Identify the lines that contain the string "display" and report only how many there are.

## EXTRACTED ENTRIES
start
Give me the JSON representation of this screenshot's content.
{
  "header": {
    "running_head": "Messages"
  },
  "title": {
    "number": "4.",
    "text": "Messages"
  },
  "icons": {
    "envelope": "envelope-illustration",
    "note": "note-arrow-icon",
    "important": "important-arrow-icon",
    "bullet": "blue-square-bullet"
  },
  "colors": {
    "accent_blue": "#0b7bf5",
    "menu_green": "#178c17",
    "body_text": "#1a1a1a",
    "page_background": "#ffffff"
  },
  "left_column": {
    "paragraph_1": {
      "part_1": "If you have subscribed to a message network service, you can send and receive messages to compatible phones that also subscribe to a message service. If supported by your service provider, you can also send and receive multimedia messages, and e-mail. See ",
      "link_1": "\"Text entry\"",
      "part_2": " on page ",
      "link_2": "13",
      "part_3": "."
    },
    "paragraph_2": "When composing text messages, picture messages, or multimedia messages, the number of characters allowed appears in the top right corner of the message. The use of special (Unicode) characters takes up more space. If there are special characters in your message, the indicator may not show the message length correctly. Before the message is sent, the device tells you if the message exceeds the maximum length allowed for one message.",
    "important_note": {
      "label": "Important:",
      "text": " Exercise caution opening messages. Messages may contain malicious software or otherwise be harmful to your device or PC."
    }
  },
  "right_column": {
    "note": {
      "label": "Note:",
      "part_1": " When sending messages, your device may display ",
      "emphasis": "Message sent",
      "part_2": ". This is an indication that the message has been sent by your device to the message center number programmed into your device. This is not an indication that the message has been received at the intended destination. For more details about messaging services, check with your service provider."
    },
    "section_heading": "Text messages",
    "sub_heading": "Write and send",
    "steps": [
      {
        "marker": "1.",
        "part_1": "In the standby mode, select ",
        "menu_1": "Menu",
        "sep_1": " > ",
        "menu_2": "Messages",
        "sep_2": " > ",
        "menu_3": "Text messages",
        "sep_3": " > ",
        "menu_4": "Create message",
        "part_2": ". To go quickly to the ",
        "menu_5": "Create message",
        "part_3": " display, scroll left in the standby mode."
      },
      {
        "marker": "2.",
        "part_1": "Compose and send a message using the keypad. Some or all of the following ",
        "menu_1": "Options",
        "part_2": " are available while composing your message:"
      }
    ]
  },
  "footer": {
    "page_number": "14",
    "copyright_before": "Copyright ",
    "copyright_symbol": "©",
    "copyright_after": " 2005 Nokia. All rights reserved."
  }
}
end
## SOLUTION FOR THIS TASK
2